_EXTRACT_
.....

I have a sbdivisions that I have down to 6 min. per drive ( I do 14) and that includes shoveling the front door walk. I would have to load / unload 3 times here because they are not all close to each other. We are on a 1 " trigger for 12 of them. So we keep them clean. so quality has not been a problem. But I can't see it being "not too much longer". I bet I would have 4 min each load, unload = 12 min. + 15 min. each drive = 210 min so thats 222 min. in this place alone. I only spend 85 min with the plow. I could double the houses you do. Pricing is everything. It might be ok if I could charge that much extra for the blowing but I know in my area prob. not.


----------



## ECS (Nov 11, 2005)

LoneCowboy;494691 said:


> It is worth X amount of money to have your snow removed.
> HOW it gets done isn't the customer's problem.


I agree, a $35 drive is a $35 drive no matter what. The cost of a blower vs truck & plow is going to be far less, as well as slower. Going to be slower and costs will be lower yet with a shovel, but it is still going to be a $35 drive.


----------



## Ramairfreak98ss (Aug 17, 2005)

ECS;506253 said:


> I agree, a $35 drive is a $35 drive no matter what. The cost of a blower vs truck & plow is going to be far less, as well as slower. Going to be slower and costs will be lower yet with a shovel, but it is still going to be a $35 drive.


your right, but some homes, like with the garages, double, right in front of the drive. backdragging is a pita, especially when there is a "lot" of snow and no where to put it. I have developments that i snow blow, and literally, i have to adjust the discharge chute a lot so i dont blow it from one driveway into the next... maximum throwing distance of 45' so you got an idea how close each drive is... Plowiing is literally NOT an option in places like these, theyre 300-400k homes too.


----------

.....

_EXERCISE TASKS_
[1] In the snow removal thread, what is the maximum throwing distance given for the snow blower?
[2] Summarize the snow removal thread in two sentences.

_PROVIDED DATA_
.....

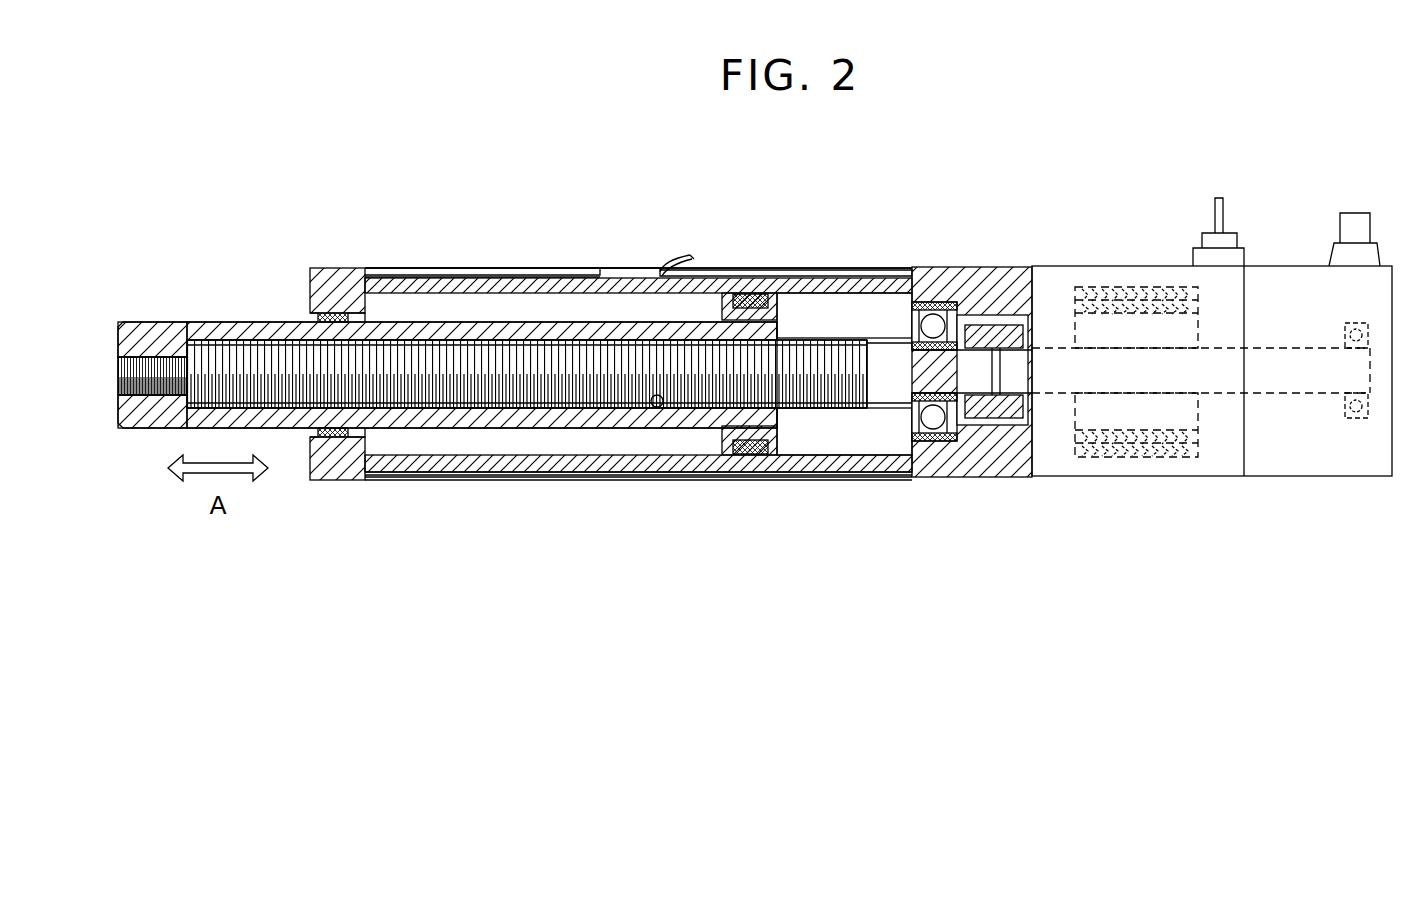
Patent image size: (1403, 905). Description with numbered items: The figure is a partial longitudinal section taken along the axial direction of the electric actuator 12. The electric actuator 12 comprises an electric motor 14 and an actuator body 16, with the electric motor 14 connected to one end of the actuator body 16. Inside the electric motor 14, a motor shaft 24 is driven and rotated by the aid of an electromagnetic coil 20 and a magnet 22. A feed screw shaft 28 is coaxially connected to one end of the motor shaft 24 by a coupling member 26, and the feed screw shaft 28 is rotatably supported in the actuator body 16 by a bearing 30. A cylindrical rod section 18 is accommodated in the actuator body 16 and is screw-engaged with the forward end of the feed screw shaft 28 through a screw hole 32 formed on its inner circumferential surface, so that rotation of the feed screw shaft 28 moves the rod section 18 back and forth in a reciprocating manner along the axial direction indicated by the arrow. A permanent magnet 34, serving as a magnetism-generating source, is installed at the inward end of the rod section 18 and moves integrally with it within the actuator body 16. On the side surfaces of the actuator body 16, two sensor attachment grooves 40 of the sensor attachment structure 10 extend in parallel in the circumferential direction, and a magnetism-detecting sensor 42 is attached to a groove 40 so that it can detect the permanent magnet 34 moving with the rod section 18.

.....

_RESULTS IN ORDER_
[1] 45 feet.

[2] One poster says plowing a subdivision of 14 drives takes 85 minutes, estimates that snow blowing the same drives would take 222 minutes, and says pricing is everything. Another replies that a $35 drive is a $35 drive no matter how it is cleared, while a third counters that in some developments, with double garages and drives close together, plowing is not an option.